▶ **The problem**
Locate each line containing the string "methods" and copy it out.

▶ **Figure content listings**
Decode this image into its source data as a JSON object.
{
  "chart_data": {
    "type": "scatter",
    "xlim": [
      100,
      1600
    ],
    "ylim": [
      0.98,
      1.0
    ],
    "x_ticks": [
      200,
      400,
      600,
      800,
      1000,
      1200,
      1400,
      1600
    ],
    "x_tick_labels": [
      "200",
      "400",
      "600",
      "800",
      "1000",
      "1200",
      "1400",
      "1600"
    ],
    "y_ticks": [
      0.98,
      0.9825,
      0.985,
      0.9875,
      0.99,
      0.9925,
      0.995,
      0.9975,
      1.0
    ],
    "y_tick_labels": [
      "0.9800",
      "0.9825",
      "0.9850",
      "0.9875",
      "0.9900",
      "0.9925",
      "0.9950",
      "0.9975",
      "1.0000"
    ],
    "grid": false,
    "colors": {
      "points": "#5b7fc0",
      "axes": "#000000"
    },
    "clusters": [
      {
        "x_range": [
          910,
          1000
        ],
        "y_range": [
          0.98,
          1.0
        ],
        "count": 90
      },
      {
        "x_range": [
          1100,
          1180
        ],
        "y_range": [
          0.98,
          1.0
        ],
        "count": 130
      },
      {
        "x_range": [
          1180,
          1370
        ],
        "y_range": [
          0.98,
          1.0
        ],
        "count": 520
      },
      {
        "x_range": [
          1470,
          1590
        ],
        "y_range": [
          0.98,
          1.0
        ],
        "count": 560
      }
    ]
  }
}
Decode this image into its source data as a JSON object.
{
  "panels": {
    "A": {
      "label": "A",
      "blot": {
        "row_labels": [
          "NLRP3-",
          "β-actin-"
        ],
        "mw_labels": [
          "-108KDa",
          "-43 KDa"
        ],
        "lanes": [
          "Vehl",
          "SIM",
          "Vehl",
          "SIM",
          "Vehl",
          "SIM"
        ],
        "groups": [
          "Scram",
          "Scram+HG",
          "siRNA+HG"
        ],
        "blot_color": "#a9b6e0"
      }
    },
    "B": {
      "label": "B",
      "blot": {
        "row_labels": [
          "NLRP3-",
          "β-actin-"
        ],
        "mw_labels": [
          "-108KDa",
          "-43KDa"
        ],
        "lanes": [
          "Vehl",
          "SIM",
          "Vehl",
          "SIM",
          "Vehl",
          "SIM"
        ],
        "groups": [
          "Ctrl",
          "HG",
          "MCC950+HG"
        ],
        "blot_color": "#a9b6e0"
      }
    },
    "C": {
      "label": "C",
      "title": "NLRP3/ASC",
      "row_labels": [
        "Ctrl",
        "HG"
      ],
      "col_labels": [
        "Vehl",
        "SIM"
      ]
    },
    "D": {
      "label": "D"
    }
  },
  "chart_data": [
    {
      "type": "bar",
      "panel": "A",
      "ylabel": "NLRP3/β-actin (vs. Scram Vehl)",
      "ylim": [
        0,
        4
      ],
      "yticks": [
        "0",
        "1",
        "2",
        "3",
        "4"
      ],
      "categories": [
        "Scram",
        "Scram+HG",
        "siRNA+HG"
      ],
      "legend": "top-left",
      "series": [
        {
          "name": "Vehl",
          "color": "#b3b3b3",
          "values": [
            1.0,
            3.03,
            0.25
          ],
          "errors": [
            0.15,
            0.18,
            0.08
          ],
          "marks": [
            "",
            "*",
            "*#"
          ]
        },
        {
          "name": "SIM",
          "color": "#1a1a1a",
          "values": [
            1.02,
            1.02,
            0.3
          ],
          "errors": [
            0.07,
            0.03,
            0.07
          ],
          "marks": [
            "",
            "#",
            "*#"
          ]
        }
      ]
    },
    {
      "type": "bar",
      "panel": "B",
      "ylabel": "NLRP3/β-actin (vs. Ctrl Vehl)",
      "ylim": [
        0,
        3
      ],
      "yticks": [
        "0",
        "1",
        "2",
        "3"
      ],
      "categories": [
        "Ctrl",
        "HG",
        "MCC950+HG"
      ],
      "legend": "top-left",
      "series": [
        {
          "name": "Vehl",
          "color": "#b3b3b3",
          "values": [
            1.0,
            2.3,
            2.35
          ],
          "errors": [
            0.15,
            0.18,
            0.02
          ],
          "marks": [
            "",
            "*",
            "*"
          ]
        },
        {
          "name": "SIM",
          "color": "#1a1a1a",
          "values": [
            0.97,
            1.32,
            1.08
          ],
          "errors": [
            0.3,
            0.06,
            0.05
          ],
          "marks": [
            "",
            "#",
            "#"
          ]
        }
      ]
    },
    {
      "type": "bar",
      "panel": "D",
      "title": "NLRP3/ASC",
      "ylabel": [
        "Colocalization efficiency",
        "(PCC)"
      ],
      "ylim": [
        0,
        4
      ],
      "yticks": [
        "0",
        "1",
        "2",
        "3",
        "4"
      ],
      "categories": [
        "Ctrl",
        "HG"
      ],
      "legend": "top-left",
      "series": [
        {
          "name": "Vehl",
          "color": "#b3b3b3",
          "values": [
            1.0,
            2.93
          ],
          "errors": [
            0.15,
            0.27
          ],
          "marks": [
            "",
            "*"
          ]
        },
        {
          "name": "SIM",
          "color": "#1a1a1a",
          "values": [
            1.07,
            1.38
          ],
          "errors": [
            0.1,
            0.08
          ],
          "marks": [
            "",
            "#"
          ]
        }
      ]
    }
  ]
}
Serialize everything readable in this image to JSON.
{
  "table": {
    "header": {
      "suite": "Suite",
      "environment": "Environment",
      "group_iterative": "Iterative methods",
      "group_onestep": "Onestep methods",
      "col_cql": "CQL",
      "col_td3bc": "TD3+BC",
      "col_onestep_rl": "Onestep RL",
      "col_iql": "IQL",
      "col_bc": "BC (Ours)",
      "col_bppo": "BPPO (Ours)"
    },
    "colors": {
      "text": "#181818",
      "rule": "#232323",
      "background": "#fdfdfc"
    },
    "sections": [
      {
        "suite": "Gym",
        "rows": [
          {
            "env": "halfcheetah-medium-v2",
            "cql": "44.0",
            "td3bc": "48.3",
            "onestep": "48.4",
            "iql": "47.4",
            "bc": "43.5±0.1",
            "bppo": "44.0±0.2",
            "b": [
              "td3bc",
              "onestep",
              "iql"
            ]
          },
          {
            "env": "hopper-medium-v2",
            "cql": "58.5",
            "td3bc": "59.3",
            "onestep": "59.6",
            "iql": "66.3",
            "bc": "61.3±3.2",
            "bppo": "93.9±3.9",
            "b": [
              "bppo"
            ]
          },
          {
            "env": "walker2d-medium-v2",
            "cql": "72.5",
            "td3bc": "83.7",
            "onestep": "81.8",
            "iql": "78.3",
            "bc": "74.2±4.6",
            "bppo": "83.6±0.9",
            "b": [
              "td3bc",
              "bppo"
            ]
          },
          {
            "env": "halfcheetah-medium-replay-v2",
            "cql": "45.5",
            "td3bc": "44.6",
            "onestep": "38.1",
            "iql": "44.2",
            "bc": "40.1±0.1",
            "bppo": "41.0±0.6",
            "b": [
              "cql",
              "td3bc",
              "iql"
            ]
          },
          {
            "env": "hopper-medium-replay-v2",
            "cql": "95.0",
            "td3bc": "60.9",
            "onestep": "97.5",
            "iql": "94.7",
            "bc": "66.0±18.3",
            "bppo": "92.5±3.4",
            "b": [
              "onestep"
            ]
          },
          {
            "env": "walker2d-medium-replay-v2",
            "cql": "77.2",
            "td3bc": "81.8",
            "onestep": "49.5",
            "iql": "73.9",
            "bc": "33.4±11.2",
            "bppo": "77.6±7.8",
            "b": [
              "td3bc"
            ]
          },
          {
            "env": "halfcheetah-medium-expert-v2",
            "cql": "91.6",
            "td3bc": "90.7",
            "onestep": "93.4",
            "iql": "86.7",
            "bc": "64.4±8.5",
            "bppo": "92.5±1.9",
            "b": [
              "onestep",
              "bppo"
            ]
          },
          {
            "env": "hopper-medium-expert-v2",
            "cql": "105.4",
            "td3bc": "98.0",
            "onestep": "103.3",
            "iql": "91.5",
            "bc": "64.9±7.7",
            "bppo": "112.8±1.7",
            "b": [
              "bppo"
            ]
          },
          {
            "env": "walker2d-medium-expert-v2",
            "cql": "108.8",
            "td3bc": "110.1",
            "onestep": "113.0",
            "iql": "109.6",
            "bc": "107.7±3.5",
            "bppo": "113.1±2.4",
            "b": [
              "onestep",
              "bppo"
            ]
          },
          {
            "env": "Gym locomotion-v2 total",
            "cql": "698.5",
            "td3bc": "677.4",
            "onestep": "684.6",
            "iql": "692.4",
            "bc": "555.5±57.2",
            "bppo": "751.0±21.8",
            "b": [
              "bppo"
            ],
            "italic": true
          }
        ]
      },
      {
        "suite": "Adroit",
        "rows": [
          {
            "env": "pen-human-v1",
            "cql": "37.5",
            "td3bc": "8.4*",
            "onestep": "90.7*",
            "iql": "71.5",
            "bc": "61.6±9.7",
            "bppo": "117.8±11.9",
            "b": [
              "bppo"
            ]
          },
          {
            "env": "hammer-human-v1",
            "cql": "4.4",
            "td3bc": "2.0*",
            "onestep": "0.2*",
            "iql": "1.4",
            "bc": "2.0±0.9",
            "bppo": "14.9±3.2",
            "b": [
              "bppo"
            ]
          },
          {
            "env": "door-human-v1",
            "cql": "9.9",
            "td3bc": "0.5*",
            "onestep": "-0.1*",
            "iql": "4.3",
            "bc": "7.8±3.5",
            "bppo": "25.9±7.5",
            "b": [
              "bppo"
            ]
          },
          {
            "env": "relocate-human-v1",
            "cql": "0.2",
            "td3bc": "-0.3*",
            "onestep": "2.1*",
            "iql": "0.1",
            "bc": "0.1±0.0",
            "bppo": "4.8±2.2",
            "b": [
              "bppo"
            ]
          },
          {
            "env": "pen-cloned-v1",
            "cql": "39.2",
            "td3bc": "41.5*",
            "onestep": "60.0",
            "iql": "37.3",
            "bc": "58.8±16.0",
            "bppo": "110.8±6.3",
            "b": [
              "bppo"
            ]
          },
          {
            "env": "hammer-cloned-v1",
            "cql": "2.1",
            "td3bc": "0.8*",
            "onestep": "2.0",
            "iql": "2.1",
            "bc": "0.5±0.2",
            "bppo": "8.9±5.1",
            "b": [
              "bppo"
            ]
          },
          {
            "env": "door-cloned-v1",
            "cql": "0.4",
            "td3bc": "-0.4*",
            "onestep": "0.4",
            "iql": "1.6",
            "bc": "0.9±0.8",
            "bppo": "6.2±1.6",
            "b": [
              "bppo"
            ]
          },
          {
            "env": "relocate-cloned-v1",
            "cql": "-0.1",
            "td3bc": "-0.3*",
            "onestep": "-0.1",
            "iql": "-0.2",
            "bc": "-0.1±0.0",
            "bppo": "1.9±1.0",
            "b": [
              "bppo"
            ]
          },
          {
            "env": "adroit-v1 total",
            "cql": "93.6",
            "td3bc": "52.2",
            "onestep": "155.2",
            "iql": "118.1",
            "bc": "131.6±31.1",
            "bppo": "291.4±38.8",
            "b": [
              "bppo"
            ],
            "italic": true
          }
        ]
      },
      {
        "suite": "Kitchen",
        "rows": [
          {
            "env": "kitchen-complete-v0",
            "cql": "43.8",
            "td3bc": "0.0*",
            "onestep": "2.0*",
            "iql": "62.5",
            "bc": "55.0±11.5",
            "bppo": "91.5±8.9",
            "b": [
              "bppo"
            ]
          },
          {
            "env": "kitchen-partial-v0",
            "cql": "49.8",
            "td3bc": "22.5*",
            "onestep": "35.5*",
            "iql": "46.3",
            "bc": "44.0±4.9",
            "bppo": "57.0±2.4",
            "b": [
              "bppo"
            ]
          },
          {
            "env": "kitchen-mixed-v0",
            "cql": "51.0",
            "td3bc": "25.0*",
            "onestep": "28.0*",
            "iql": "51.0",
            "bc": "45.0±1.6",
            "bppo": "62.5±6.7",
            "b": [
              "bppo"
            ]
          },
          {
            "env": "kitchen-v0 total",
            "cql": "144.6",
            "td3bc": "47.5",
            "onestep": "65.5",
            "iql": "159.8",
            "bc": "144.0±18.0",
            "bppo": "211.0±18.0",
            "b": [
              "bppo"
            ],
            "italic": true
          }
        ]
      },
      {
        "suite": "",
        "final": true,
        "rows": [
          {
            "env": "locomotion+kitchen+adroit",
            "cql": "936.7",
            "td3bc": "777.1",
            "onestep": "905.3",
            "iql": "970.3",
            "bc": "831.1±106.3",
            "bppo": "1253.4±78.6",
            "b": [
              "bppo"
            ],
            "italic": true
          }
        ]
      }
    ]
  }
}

▶ **Task answer**
      "group_iterative": "Iterative methods",
      "group_onestep": "Onestep methods",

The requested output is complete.